**Directive:** Repeat every line below exactly, word for word.
[start of Supplied records]
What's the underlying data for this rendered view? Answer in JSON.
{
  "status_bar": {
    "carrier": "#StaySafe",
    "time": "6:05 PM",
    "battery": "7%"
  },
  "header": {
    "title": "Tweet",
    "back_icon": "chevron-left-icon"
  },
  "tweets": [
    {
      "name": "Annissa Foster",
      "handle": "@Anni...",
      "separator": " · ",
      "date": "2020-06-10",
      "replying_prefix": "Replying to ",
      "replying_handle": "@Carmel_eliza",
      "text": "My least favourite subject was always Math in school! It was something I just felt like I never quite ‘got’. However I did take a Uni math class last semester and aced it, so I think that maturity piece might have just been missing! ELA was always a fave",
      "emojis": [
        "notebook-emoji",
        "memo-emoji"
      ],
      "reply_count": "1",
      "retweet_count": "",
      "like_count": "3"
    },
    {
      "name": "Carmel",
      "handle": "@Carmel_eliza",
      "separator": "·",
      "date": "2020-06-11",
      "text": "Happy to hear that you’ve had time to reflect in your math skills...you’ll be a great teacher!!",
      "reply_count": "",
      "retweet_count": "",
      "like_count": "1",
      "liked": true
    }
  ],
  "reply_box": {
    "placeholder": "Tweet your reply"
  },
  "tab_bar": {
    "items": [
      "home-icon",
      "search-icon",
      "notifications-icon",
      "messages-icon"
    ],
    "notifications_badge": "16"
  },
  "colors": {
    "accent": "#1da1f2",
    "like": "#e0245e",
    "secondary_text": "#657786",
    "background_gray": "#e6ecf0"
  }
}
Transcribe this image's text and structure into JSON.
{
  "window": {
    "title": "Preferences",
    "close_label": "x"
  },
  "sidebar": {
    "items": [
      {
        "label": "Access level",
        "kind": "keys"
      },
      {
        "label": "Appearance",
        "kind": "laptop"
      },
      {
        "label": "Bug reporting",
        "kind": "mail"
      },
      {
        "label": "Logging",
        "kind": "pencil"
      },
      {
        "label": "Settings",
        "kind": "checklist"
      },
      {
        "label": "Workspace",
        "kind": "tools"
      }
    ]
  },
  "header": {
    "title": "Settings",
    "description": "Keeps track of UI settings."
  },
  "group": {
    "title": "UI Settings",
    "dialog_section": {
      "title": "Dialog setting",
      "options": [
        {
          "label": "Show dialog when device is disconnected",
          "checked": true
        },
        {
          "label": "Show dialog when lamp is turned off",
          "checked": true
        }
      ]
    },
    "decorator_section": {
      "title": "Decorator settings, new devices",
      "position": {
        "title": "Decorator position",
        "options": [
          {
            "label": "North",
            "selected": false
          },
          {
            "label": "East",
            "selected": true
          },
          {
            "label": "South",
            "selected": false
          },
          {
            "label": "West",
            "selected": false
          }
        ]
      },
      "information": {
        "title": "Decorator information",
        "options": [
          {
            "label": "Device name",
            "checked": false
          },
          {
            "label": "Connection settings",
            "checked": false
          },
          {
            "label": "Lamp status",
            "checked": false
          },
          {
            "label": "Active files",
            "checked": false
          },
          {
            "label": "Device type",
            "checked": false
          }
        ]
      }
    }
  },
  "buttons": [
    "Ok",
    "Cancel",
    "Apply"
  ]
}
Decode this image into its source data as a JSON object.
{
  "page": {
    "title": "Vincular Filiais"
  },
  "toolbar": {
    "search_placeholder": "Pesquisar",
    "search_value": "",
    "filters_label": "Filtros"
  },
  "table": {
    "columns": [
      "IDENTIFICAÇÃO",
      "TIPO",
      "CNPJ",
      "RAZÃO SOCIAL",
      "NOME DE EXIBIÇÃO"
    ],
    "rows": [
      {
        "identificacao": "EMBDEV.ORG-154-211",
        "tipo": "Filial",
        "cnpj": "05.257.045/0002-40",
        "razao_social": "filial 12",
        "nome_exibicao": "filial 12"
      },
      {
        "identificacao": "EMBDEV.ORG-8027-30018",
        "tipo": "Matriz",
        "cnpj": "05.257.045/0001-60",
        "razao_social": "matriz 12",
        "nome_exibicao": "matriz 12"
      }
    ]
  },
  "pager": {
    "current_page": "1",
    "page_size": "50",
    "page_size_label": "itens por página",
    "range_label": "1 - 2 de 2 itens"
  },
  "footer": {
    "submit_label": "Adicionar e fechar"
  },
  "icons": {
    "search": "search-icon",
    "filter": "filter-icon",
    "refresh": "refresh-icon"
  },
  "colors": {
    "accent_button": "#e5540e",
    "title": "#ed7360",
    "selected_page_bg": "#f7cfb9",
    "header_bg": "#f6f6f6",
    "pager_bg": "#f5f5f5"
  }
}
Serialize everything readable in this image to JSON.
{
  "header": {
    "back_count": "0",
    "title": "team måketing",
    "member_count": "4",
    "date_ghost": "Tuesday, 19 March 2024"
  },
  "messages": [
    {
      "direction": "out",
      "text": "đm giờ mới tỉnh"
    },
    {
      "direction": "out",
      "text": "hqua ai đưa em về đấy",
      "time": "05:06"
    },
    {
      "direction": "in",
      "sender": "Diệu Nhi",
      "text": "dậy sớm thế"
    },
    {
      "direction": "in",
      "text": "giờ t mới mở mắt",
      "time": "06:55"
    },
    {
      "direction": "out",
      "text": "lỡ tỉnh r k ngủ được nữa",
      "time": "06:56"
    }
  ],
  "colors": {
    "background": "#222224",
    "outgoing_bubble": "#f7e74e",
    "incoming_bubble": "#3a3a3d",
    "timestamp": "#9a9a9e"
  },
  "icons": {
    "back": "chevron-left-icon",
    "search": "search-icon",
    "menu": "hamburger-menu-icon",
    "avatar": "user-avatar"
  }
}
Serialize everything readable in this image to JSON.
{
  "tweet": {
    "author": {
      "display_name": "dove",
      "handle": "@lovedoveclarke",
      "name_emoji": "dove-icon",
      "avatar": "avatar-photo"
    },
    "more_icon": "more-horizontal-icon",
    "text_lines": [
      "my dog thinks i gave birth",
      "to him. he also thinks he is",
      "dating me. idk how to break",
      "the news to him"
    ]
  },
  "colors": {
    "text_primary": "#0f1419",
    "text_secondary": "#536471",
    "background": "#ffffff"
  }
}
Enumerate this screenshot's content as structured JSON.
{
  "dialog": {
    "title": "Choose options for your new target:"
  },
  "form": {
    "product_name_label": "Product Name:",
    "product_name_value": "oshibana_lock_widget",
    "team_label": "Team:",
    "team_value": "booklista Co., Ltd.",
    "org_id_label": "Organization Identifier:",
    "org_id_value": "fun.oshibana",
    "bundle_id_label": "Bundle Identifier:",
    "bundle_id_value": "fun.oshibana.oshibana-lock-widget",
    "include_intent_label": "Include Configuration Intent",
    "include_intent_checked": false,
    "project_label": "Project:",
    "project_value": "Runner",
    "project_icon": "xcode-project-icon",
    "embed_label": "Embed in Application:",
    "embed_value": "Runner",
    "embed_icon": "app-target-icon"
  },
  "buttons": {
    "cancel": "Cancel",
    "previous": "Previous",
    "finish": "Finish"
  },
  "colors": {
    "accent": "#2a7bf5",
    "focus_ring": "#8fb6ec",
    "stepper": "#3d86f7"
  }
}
[end of Supplied records]
**Written answer:**
What's the underlying data for this rendered view? Answer in JSON.
{
  "status_bar": {
    "carrier": "#StaySafe",
    "time": "6:05 PM",
    "battery": "7%"
  },
  "header": {
    "title": "Tweet",
    "back_icon": "chevron-left-icon"
  },
  "tweets": [
    {
      "name": "Annissa Foster",
      "handle": "@Anni...",
      "separator": " · ",
      "date": "2020-06-10",
      "replying_prefix": "Replying to ",
      "replying_handle": "@Carmel_eliza",
      "text": "My least favourite subject was always Math in school! It was something I just felt like I never quite ‘got’. However I did take a Uni math class last semester and aced it, so I think that maturity piece might have just been missing! ELA was always a fave",
      "emojis": [
        "notebook-emoji",
        "memo-emoji"
      ],
      "reply_count": "1",
      "retweet_count": "",
      "like_count": "3"
    },
    {
      "name": "Carmel",
      "handle": "@Carmel_eliza",
      "separator": "·",
      "date": "2020-06-11",
      "text": "Happy to hear that you’ve had time to reflect in your math skills...you’ll be a great teacher!!",
      "reply_count": "",
      "retweet_count": "",
      "like_count": "1",
      "liked": true
    }
  ],
  "reply_box": {
    "placeholder": "Tweet your reply"
  },
  "tab_bar": {
    "items": [
      "home-icon",
      "search-icon",
      "notifications-icon",
      "messages-icon"
    ],
    "notifications_badge": "16"
  },
  "colors": {
    "accent": "#1da1f2",
    "like": "#e0245e",
    "secondary_text": "#657786",
    "background_gray": "#e6ecf0"
  }
}
Transcribe this image's text and structure into JSON.
{
  "window": {
    "title": "Preferences",
    "close_label": "x"
  },
  "sidebar": {
    "items": [
      {
        "label": "Access level",
        "kind": "keys"
      },
      {
        "label": "Appearance",
        "kind": "laptop"
      },
      {
        "label": "Bug reporting",
        "kind": "mail"
      },
      {
        "label": "Logging",
        "kind": "pencil"
      },
      {
        "label": "Settings",
        "kind": "checklist"
      },
      {
        "label": "Workspace",
        "kind": "tools"
      }
    ]
  },
  "header": {
    "title": "Settings",
    "description": "Keeps track of UI settings."
  },
  "group": {
    "title": "UI Settings",
    "dialog_section": {
      "title": "Dialog setting",
      "options": [
        {
          "label": "Show dialog when device is disconnected",
          "checked": true
        },
        {
          "label": "Show dialog when lamp is turned off",
          "checked": true
        }
      ]
    },
    "decorator_section": {
      "title": "Decorator settings, new devices",
      "position": {
        "title": "Decorator position",
        "options": [
          {
            "label": "North",
            "selected": false
          },
          {
            "label": "East",
            "selected": true
          },
          {
            "label": "South",
            "selected": false
          },
          {
            "label": "West",
            "selected": false
          }
        ]
      },
      "information": {
        "title": "Decorator information",
        "options": [
          {
            "label": "Device name",
            "checked": false
          },
          {
            "label": "Connection settings",
            "checked": false
          },
          {
            "label": "Lamp status",
            "checked": false
          },
          {
            "label": "Active files",
            "checked": false
          },
          {
            "label": "Device type",
            "checked": false
          }
        ]
      }
    }
  },
  "buttons": [
    "Ok",
    "Cancel",
    "Apply"
  ]
}
Decode this image into its source data as a JSON object.
{
  "page": {
    "title": "Vincular Filiais"
  },
  "toolbar": {
    "search_placeholder": "Pesquisar",
    "search_value": "",
    "filters_label": "Filtros"
  },
  "table": {
    "columns": [
      "IDENTIFICAÇÃO",
      "TIPO",
      "CNPJ",
      "RAZÃO SOCIAL",
      "NOME DE EXIBIÇÃO"
    ],
    "rows": [
      {
        "identificacao": "EMBDEV.ORG-154-211",
        "tipo": "Filial",
        "cnpj": "05.257.045/0002-40",
        "razao_social": "filial 12",
        "nome_exibicao": "filial 12"
      },
      {
        "identificacao": "EMBDEV.ORG-8027-30018",
        "tipo": "Matriz",
        "cnpj": "05.257.045/0001-60",
        "razao_social": "matriz 12",
        "nome_exibicao": "matriz 12"
      }
    ]
  },
  "pager": {
    "current_page": "1",
    "page_size": "50",
    "page_size_label": "itens por página",
    "range_label": "1 - 2 de 2 itens"
  },
  "footer": {
    "submit_label": "Adicionar e fechar"
  },
  "icons": {
    "search": "search-icon",
    "filter": "filter-icon",
    "refresh": "refresh-icon"
  },
  "colors": {
    "accent_button": "#e5540e",
    "title": "#ed7360",
    "selected_page_bg": "#f7cfb9",
    "header_bg": "#f6f6f6",
    "pager_bg": "#f5f5f5"
  }
}
Serialize everything readable in this image to JSON.
{
  "header": {
    "back_count": "0",
    "title": "team måketing",
    "member_count": "4",
    "date_ghost": "Tuesday, 19 March 2024"
  },
  "messages": [
    {
      "direction": "out",
      "text": "đm giờ mới tỉnh"
    },
    {
      "direction": "out",
      "text": "hqua ai đưa em về đấy",
      "time": "05:06"
    },
    {
      "direction": "in",
      "sender": "Diệu Nhi",
      "text": "dậy sớm thế"
    },
    {
      "direction": "in",
      "text": "giờ t mới mở mắt",
      "time": "06:55"
    },
    {
      "direction": "out",
      "text": "lỡ tỉnh r k ngủ được nữa",
      "time": "06:56"
    }
  ],
  "colors": {
    "background": "#222224",
    "outgoing_bubble": "#f7e74e",
    "incoming_bubble": "#3a3a3d",
    "timestamp": "#9a9a9e"
  },
  "icons": {
    "back": "chevron-left-icon",
    "search": "search-icon",
    "menu": "hamburger-menu-icon",
    "avatar": "user-avatar"
  }
}
Serialize everything readable in this image to JSON.
{
  "tweet": {
    "author": {
      "display_name": "dove",
      "handle": "@lovedoveclarke",
      "name_emoji": "dove-icon",
      "avatar": "avatar-photo"
    },
    "more_icon": "more-horizontal-icon",
    "text_lines": [
      "my dog thinks i gave birth",
      "to him. he also thinks he is",
      "dating me. idk how to break",
      "the news to him"
    ]
  },
  "colors": {
    "text_primary": "#0f1419",
    "text_secondary": "#536471",
    "background": "#ffffff"
  }
}
Enumerate this screenshot's content as structured JSON.
{
  "dialog": {
    "title": "Choose options for your new target:"
  },
  "form": {
    "product_name_label": "Product Name:",
    "product_name_value": "oshibana_lock_widget",
    "team_label": "Team:",
    "team_value": "booklista Co., Ltd.",
    "org_id_label": "Organization Identifier:",
    "org_id_value": "fun.oshibana",
    "bundle_id_label": "Bundle Identifier:",
    "bundle_id_value": "fun.oshibana.oshibana-lock-widget",
    "include_intent_label": "Include Configuration Intent",
    "include_intent_checked": false,
    "project_label": "Project:",
    "project_value": "Runner",
    "project_icon": "xcode-project-icon",
    "embed_label": "Embed in Application:",
    "embed_value": "Runner",
    "embed_icon": "app-target-icon"
  },
  "buttons": {
    "cancel": "Cancel",
    "previous": "Previous",
    "finish": "Finish"
  },
  "colors": {
    "accent": "#2a7bf5",
    "focus_ring": "#8fb6ec",
    "stepper": "#3d86f7"
  }
}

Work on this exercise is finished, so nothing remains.